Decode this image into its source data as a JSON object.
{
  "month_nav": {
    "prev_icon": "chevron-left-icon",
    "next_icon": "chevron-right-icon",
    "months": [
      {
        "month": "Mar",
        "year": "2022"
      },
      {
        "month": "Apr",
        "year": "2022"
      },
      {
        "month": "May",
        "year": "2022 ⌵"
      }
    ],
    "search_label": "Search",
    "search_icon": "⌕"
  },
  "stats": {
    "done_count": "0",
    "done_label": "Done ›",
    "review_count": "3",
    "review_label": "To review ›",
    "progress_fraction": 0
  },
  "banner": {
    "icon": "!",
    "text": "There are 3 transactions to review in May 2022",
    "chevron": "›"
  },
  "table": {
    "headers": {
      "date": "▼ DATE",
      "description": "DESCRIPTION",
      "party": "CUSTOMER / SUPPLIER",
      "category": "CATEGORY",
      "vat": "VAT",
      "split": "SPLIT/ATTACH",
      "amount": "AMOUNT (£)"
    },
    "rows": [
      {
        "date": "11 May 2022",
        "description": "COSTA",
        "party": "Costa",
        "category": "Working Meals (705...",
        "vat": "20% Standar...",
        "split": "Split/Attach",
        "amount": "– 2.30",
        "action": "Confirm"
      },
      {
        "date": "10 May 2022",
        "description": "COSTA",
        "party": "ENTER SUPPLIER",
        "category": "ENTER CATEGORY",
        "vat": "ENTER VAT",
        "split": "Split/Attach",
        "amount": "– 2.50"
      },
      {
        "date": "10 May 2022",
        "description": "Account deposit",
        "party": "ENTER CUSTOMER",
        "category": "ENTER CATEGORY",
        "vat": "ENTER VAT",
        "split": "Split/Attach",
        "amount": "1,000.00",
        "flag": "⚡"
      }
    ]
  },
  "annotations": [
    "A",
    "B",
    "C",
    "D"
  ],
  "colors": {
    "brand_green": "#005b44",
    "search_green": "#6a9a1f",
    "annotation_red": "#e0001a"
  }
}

EXERCISE:
In the records above, collect each line with "date".

SOLUTION TO THE EXERCISE:
      "date": "▼ DATE",
        "date": "11 May 2022",
        "date": "10 May 2022",
        "date": "10 May 2022",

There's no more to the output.